== Zitierter Textauszug ==
====
Deutschland verfiel in zwei Schicksalsgemeinschaften, wie der Migrationsforscher Kaus J. Bade beschrieb: In die Einheimischen und in die Vertriebenen, die zueinander in einer „Opferkonkurrenz“ standen. „Dieser Konkurrenzkampf trug ‚deutliche Züge eines Nationalitätenkampfes und eines Klassengegensatzes.‘“
Tatsächlich sahen sich auch die Westdeutschen im Chaos der Nachkriegszeit vom Strom der Vertriebenen aus dem Osten regelrecht überrollt.
Dabei ging es den Flüchtlingen zweifellos noch elender als ihnen selbst, hofften jetzt auf Solidarität oder nur auf Mitgefühl.
Doch sie erfuhren etwas ganz anderes: Ablehnung und Ausgrenzung als „unerwünschte Fremde“. Gerade auf dem Land, wo mehr als siebzig Prozent von ihnen untergebracht wurden.
Auf Anordnung der Siegermächte erhielten sie sogar „Zuzugssperre“ in die Städte. (Kossert, S. 53).
Auch dieser Fakt wird hierzulande oft und gerne verschwiegen!
Deutschland verfiel in zwei Schicksalsgemeinschaften, wie der Migrationsforscher Kaus J. Bade beschrieb:
In die Einheimischen und in die Vertriebenen, die zueinander in einer „Opferkonkurrenz“ standen. „Dieser Konkurrenzkampf trug ‚deutliche Züge eines Nationalitätenkampfes und eines Klassengegensatzes.‘“
(Quelle: Klaus J. Bade: „Homo migrans – Wanderungen aus und nach Deutschland – Erfahrungen und Fragen“, Essen 1994, S. 45).
====
== Extrahierte Einträge ==

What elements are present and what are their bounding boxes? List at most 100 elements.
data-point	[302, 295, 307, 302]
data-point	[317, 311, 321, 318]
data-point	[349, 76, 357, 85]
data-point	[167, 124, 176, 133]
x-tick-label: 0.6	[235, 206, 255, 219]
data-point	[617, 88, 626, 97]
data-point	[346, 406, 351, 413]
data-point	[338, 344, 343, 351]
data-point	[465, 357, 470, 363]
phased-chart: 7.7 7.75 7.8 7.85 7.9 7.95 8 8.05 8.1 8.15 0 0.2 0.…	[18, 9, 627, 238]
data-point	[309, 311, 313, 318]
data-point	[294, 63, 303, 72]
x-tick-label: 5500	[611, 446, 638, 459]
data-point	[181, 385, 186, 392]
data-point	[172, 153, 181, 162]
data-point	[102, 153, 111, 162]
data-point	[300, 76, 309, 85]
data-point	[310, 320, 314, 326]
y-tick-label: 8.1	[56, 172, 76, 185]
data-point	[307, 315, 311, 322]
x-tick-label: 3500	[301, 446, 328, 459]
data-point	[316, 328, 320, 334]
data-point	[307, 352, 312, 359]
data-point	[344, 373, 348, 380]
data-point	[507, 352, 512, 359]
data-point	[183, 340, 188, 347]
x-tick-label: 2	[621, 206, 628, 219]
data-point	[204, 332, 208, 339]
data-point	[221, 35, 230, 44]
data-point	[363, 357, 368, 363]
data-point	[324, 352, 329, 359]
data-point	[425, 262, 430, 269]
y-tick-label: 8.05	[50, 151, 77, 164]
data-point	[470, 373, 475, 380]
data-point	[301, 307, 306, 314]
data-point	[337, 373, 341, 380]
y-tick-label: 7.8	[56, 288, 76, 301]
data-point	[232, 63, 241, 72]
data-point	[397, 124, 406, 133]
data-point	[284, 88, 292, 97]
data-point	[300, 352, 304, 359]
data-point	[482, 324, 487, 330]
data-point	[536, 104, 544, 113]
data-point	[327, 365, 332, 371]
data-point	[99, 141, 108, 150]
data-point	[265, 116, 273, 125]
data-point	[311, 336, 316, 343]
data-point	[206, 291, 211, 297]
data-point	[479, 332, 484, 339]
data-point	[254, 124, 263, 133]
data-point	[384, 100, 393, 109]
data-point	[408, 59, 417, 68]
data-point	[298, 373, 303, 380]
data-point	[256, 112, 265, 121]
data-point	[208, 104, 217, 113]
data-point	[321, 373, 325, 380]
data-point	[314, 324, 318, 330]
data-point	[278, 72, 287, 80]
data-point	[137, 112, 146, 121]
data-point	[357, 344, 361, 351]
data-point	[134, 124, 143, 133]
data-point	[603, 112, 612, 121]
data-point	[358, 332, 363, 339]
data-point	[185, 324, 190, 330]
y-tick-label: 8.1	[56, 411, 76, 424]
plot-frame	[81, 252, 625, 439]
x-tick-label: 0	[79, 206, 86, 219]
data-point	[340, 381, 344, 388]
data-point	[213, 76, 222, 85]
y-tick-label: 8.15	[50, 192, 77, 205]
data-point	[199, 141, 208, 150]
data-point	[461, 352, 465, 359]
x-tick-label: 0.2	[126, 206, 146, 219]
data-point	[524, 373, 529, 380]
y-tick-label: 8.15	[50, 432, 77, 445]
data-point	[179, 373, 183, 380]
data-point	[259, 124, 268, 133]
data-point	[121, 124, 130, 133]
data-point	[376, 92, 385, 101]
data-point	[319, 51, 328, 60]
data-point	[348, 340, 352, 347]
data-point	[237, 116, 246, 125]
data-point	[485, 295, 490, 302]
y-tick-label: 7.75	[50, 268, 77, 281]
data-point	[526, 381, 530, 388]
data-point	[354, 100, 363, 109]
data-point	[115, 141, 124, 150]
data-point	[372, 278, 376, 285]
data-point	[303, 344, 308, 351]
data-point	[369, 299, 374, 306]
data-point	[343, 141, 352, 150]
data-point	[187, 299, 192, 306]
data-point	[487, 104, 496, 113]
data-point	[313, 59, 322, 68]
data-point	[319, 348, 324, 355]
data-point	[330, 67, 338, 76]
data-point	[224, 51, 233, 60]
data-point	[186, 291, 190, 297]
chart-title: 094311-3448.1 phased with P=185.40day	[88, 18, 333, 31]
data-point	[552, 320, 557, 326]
====
== Zu lösende Aufgaben ==
A - Erkläre anhand des Textauszugs über die Vertriebenen, warum diese nicht in die Städte ziehen durften.
B - Benenne im Textauszug über die Vertriebenen um: Gib die Stelle von „Auf Anordnung der“ bis einschließlich „1994, S. 45).“ wieder und ersetze dabei „Siegermächte“ durch „Alliierten“.
C - Schreibe den Textauszug über die Vertriebenen der Nachkriegszeit im Anschluss an seinen letzten Satz weiter.
Die Liste hat mit dem Textauszug nichts zu tun.

== Endergebnisse ==
A - Die Siegermächte hatten angeordnet, dass für die Vertriebenen eine „Zuzugssperre“ in die Städte galt. Deshalb war ihnen der Zuzug dorthin verwehrt.

B -
Auf Anordnung der Alliierten erhielten sie sogar „Zuzugssperre“ in die Städte. (Kossert, S. 53).
Auch dieser Fakt wird hierzulande oft und gerne verschwiegen!
Deutschland verfiel in zwei Schicksalsgemeinschaften, wie der Migrationsforscher Kaus J. Bade beschrieb:
In die Einheimischen und in die Vertriebenen, die zueinander in einer „Opferkonkurrenz“ standen. „Dieser Konkurrenzkampf trug ‚deutliche Züge eines Nationalitätenkampfes und eines Klassengegensatzes.‘“
(Quelle: Klaus J. Bade: „Homo migrans – Wanderungen aus und nach Deutschland – Erfahrungen und Fragen“, Essen 1994, S. 45).

C -
Dabei wurden die Vertriebenen als „Polacken“ oder „dahergelaufenes Gesindel“ (und Schlimmeres, wie noch aufzuzeigen sein wird) beschimpft.
„Die erlittenen Traumata während der Vertreibung, ‚soziale Isolation und Deklassierung sowie das nachfolgende Ringen um eine Identität zwischen Hier und Dort‘ machte das Heimischwerden in der fremden Umgebung oft geradezu unmöglich. Es ist an der Zeit, deutsche Vertriebene endlich als Opfer zu begreifen, die nicht nur unter Flucht und Vertreibung gelitten haben, sondern auch unter der Hartherzigkeit ihrer eigenen Landsleute“, meint der deutsche Historiker Andreas Kossert.
„Dass die Aufnahme der 14 Millionen ‚nicht zur politischen Dauermalaise wurde, die Radikalisierung ausblieb‘ dafür zahlten die Vertriebenen mit Verleugnung ihres Schmerzes und kultureller Selbstaufgabe, Schlesier, Ostpreußen, Pommern, Deutschböhmen und Banater Schwaben, die über Jahrhunderte beigetragen haben zur Vielfalt der deutschen Identität, hatten fern der Heimat nichts mehr zu melden.
Sie mussten sich anpassen im Westen ihres Vaterlandes, das ihnen zur kalten Heimat werden sollte.“
(Quelle: Andreas Kossert: „Kalte Heimat – Die Geschichte der deutschen Vertriebenen nach 1945“, München 2009, S. 12-16)
Oft kamen die Vertriebenen in Viehwaggons im Westen an, wurden an den Zielorten wie auf Sklaven- oder Viehmärkten verteilt.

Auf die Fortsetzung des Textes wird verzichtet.